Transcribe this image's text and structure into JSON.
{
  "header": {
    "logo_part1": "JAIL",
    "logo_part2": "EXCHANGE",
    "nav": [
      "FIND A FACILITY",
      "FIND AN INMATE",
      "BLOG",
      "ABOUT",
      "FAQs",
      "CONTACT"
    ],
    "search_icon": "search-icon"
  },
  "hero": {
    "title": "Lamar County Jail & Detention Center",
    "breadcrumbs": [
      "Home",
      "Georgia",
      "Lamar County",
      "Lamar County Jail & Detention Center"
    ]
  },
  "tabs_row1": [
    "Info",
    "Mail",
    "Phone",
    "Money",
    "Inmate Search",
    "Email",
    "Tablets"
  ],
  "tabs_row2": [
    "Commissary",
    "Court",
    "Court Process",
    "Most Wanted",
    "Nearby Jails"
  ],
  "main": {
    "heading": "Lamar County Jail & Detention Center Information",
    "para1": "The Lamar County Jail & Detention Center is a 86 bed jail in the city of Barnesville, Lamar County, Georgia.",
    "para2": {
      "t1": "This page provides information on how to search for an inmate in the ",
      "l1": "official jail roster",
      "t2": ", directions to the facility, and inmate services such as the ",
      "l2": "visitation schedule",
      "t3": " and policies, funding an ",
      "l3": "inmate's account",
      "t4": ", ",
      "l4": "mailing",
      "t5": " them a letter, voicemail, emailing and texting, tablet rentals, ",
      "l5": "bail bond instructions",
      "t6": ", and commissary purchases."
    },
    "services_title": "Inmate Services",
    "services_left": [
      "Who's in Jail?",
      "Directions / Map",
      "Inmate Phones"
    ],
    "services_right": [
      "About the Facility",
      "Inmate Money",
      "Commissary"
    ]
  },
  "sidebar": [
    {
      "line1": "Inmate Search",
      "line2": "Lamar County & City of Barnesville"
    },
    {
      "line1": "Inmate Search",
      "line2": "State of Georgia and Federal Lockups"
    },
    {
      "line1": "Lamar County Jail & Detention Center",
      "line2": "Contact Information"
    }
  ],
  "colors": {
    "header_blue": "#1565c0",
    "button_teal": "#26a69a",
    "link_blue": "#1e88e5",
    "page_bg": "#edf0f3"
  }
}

= = = =

Make an exact copy of the listing, including every line.

- _Task response_:
Transcribe this image's text and structure into JSON.
{
  "header": {
    "logo_part1": "JAIL",
    "logo_part2": "EXCHANGE",
    "nav": [
      "FIND A FACILITY",
      "FIND AN INMATE",
      "BLOG",
      "ABOUT",
      "FAQs",
      "CONTACT"
    ],
    "search_icon": "search-icon"
  },
  "hero": {
    "title": "Lamar County Jail & Detention Center",
    "breadcrumbs": [
      "Home",
      "Georgia",
      "Lamar County",
      "Lamar County Jail & Detention Center"
    ]
  },
  "tabs_row1": [
    "Info",
    "Mail",
    "Phone",
    "Money",
    "Inmate Search",
    "Email",
    "Tablets"
  ],
  "tabs_row2": [
    "Commissary",
    "Court",
    "Court Process",
    "Most Wanted",
    "Nearby Jails"
  ],
  "main": {
    "heading": "Lamar County Jail & Detention Center Information",
    "para1": "The Lamar County Jail & Detention Center is a 86 bed jail in the city of Barnesville, Lamar County, Georgia.",
    "para2": {
      "t1": "This page provides information on how to search for an inmate in the ",
      "l1": "official jail roster",
      "t2": ", directions to the facility, and inmate services such as the ",
      "l2": "visitation schedule",
      "t3": " and policies, funding an ",
      "l3": "inmate's account",
      "t4": ", ",
      "l4": "mailing",
      "t5": " them a letter, voicemail, emailing and texting, tablet rentals, ",
      "l5": "bail bond instructions",
      "t6": ", and commissary purchases."
    },
    "services_title": "Inmate Services",
    "services_left": [
      "Who's in Jail?",
      "Directions / Map",
      "Inmate Phones"
    ],
    "services_right": [
      "About the Facility",
      "Inmate Money",
      "Commissary"
    ]
  },
  "sidebar": [
    {
      "line1": "Inmate Search",
      "line2": "Lamar County & City of Barnesville"
    },
    {
      "line1": "Inmate Search",
      "line2": "State of Georgia and Federal Lockups"
    },
    {
      "line1": "Lamar County Jail & Detention Center",
      "line2": "Contact Information"
    }
  ],
  "colors": {
    "header_blue": "#1565c0",
    "button_teal": "#26a69a",
    "link_blue": "#1e88e5",
    "page_bg": "#edf0f3"
  }
}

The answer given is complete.